TASK INSTRUCTIONS:
Report every line from the material that contains the word "coefficient".

** Start MATERIAL FOR THIS EXERCISE **

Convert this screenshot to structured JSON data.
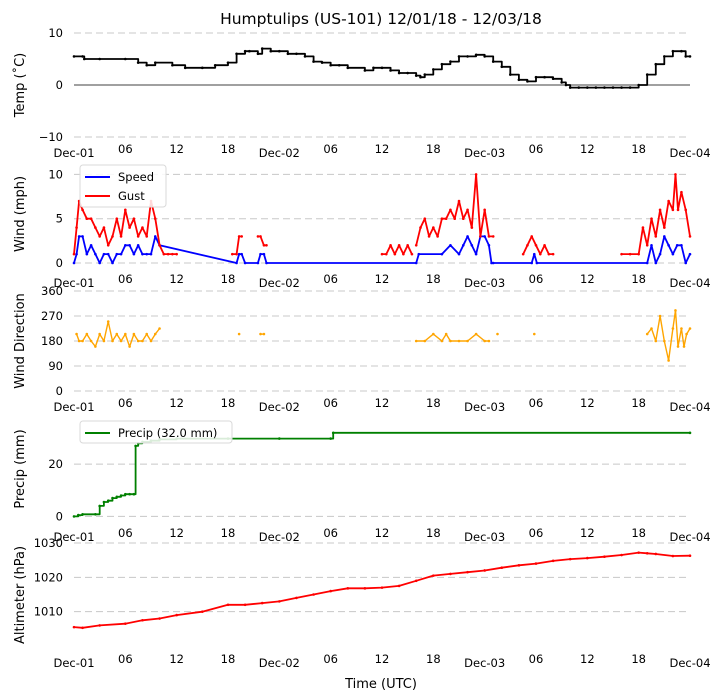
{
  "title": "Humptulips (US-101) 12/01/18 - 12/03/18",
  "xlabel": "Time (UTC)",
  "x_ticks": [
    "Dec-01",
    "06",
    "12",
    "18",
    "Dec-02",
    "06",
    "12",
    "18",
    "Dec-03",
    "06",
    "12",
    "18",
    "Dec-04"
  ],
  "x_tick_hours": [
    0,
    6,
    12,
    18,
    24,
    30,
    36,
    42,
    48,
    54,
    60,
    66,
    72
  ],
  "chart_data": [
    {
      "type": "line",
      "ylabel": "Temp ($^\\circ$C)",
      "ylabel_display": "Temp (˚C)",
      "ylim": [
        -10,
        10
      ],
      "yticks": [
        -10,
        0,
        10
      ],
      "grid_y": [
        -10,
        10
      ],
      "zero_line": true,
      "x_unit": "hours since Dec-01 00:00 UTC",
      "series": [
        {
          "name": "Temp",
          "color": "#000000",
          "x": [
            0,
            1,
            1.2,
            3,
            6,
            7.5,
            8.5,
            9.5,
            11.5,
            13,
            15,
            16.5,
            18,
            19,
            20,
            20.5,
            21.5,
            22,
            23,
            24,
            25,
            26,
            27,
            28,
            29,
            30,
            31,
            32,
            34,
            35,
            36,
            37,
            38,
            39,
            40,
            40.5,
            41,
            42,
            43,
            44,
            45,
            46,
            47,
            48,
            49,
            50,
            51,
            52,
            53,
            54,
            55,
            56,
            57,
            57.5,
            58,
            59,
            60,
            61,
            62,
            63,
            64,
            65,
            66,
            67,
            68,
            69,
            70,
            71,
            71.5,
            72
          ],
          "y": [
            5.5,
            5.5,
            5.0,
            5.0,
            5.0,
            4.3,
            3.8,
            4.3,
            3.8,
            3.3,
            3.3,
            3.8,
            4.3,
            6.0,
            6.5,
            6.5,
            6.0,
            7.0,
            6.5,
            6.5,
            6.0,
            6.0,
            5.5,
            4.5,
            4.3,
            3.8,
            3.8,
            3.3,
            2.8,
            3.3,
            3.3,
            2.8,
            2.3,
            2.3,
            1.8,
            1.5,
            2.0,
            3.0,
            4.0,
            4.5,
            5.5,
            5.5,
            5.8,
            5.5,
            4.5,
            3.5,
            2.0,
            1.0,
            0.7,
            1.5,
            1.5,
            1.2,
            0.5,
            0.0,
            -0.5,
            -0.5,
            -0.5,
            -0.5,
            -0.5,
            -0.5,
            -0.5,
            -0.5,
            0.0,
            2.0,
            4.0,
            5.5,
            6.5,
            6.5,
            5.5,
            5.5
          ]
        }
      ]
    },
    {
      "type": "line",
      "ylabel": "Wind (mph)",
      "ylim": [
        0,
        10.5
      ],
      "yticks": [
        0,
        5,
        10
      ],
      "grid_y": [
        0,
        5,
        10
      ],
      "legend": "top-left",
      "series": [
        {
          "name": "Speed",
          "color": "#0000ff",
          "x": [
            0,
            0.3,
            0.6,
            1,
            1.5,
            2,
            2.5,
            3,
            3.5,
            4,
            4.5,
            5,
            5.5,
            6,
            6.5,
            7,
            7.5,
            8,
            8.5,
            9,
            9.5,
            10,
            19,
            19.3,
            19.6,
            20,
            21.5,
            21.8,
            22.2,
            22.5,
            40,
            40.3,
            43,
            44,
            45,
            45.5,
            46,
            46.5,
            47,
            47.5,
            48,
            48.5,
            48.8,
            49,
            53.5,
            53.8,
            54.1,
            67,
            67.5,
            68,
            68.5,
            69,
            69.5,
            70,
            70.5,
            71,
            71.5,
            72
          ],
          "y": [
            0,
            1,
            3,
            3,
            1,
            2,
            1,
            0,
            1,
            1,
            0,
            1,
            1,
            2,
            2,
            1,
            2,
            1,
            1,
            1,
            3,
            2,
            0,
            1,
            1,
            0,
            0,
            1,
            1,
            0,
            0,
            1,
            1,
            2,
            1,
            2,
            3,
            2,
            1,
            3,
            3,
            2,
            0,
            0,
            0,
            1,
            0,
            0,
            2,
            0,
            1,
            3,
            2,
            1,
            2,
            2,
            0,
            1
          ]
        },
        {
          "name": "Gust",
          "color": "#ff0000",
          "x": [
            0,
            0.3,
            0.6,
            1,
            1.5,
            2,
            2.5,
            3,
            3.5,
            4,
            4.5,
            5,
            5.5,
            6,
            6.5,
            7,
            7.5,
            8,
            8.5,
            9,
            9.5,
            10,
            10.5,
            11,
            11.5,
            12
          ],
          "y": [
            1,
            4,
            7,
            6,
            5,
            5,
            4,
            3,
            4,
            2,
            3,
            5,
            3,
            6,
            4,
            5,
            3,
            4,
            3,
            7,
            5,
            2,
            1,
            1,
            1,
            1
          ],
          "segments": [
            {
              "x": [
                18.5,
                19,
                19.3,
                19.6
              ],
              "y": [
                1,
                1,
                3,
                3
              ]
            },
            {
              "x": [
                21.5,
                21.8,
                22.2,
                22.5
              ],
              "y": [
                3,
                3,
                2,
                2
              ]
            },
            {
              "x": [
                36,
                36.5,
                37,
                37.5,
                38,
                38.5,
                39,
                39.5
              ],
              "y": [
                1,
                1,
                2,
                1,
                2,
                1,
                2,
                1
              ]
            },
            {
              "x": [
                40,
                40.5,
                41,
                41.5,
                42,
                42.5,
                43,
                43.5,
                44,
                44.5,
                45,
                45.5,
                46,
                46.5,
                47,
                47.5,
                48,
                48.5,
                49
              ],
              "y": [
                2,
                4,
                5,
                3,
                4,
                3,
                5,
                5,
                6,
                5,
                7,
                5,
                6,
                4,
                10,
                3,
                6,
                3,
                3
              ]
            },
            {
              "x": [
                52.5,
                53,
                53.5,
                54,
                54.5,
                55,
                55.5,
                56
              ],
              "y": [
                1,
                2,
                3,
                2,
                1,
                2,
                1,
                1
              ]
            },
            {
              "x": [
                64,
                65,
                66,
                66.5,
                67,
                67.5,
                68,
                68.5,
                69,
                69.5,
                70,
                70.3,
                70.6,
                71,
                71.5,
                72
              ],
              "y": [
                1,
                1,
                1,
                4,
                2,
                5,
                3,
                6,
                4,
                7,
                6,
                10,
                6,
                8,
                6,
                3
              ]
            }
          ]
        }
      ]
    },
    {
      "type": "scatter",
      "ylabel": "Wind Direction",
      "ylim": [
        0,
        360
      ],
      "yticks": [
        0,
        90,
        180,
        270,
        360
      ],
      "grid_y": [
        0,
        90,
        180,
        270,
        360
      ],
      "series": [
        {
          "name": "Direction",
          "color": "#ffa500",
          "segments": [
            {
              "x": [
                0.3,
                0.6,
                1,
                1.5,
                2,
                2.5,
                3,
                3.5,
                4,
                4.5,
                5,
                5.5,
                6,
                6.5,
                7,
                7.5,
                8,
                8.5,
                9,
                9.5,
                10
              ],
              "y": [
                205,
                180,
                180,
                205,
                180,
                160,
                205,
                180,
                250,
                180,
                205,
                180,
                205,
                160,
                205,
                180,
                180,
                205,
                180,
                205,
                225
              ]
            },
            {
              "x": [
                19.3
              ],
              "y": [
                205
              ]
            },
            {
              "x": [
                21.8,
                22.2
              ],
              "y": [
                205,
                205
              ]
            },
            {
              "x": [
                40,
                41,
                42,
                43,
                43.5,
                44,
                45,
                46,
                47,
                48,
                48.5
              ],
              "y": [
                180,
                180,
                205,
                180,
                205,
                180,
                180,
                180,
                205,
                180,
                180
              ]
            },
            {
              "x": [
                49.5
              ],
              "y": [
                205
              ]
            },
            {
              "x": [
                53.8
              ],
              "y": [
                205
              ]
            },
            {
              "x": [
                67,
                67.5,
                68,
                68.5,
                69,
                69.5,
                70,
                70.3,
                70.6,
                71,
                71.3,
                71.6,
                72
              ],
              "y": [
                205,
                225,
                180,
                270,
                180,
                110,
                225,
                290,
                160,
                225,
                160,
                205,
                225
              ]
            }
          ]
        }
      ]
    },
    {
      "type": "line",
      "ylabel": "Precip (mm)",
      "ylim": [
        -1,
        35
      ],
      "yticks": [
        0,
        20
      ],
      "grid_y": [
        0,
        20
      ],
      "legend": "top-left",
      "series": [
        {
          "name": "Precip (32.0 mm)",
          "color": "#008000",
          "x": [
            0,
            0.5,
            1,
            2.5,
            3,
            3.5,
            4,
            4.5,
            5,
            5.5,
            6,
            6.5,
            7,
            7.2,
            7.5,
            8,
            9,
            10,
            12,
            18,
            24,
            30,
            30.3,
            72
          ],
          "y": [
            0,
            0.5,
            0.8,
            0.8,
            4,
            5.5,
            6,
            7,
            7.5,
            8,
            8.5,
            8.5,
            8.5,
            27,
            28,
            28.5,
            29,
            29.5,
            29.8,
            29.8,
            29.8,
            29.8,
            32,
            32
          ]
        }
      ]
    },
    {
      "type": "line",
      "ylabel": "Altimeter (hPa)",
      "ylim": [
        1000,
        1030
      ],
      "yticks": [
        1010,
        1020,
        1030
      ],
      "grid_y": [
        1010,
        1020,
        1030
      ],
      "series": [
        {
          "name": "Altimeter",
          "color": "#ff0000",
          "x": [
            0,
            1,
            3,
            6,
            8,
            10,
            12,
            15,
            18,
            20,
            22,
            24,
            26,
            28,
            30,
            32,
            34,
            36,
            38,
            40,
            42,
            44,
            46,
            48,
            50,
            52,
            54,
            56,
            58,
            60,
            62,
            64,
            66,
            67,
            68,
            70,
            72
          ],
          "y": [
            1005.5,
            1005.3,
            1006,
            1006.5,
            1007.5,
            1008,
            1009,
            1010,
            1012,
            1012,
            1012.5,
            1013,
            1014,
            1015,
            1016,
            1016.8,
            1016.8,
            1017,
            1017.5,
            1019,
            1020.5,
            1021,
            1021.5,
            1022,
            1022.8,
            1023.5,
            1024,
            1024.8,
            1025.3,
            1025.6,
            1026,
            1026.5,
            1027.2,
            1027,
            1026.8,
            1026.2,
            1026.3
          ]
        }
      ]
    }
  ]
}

** End MATERIAL FOR THIS EXERCISE **
** Start MATERIAL FOR THIS EXERCISE **

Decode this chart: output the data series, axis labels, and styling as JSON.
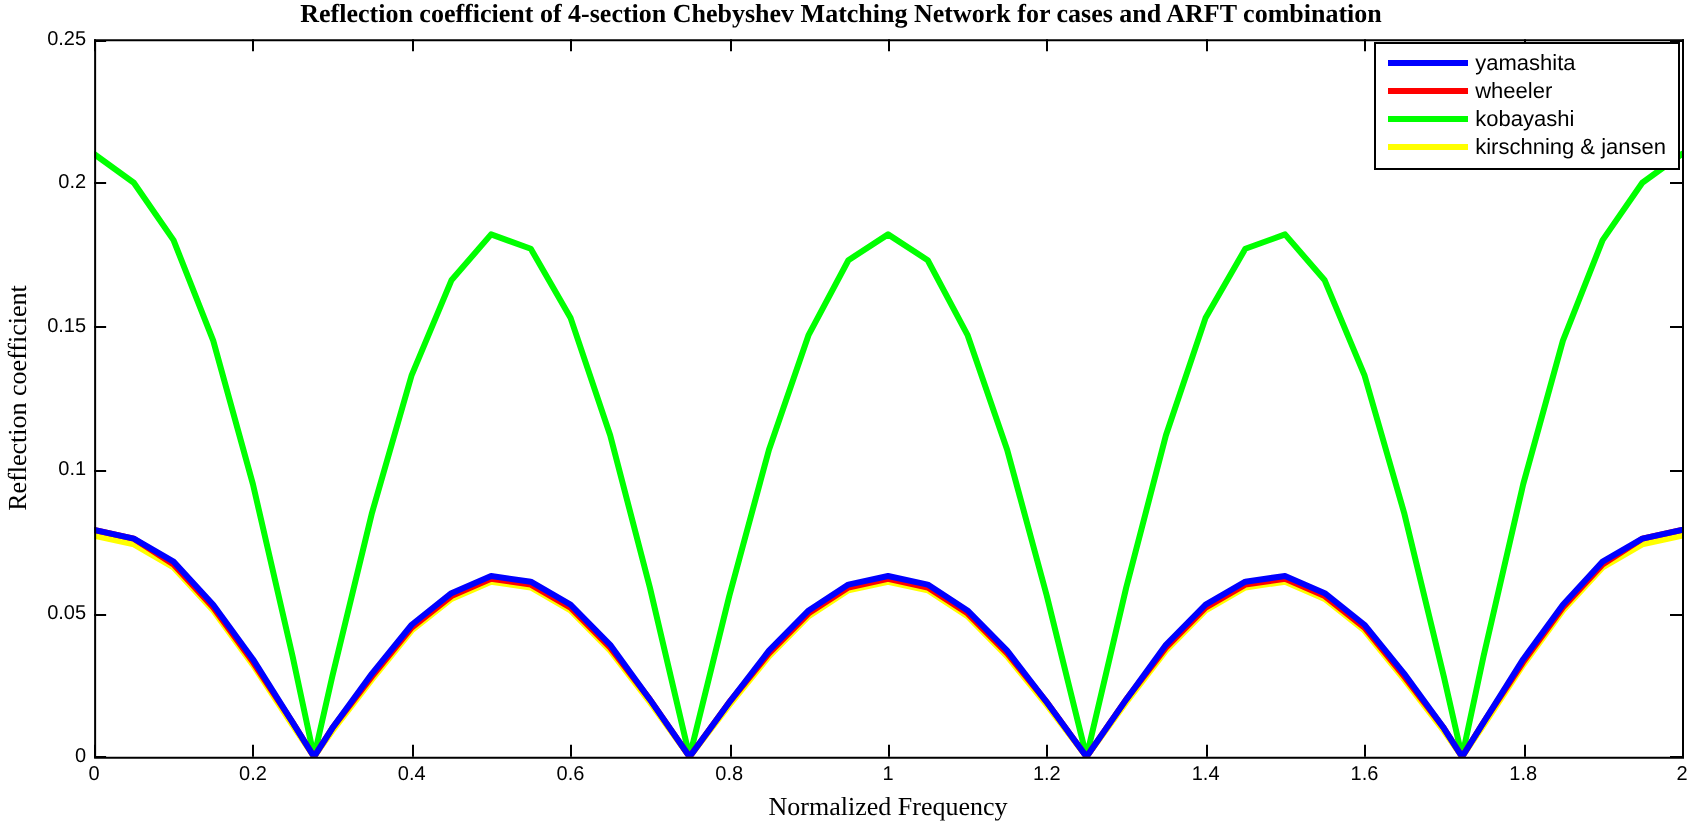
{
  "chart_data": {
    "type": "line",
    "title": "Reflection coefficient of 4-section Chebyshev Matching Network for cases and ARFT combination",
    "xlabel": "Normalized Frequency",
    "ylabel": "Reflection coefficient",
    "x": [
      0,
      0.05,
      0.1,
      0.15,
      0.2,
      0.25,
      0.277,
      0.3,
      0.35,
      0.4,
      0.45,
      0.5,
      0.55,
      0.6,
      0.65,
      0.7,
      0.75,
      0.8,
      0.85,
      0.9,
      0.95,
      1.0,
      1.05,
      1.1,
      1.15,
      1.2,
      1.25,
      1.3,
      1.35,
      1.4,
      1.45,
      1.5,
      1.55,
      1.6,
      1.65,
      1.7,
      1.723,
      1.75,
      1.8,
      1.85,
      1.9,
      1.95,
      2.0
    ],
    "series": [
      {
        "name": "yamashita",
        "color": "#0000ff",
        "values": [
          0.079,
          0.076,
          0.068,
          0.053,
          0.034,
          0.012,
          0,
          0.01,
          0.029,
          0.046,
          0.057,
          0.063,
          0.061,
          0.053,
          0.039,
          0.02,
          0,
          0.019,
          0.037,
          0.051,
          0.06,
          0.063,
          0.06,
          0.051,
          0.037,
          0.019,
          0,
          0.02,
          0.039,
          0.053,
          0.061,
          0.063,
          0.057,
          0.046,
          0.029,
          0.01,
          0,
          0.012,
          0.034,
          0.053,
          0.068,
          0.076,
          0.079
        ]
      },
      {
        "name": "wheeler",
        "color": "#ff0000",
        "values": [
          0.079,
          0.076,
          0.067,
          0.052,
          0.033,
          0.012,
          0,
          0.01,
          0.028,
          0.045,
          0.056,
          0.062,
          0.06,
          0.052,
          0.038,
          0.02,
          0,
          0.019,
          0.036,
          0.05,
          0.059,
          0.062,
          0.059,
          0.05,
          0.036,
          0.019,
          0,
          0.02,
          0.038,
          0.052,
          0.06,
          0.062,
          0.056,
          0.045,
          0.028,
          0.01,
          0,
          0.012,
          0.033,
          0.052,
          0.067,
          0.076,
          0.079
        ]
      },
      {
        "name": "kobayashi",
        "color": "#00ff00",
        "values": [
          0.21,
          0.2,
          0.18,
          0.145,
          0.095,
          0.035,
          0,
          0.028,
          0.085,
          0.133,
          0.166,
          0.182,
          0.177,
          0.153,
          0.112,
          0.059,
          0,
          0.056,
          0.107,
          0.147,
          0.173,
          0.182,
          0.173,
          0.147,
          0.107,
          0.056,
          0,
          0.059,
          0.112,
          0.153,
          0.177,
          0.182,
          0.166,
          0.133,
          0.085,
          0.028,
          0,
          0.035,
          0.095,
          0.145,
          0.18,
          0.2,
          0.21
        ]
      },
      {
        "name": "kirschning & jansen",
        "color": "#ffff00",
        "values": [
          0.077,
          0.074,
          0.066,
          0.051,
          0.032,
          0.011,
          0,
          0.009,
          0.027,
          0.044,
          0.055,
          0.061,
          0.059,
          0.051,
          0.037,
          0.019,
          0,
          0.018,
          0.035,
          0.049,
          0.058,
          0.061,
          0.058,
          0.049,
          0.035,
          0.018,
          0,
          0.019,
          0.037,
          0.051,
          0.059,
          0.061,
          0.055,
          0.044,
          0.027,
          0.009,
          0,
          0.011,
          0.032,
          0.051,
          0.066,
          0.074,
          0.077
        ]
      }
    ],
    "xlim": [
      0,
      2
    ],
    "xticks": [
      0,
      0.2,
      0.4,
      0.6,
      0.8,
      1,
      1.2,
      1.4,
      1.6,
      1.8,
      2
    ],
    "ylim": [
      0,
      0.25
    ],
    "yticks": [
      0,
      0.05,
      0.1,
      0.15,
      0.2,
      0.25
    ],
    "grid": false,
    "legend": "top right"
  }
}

** End MATERIAL FOR THIS EXERCISE **

WRITTEN REPLY:
    "title": "Reflection coefficient of 4-section Chebyshev Matching Network for cases and ARFT combination",
    "ylabel": "Reflection coefficient",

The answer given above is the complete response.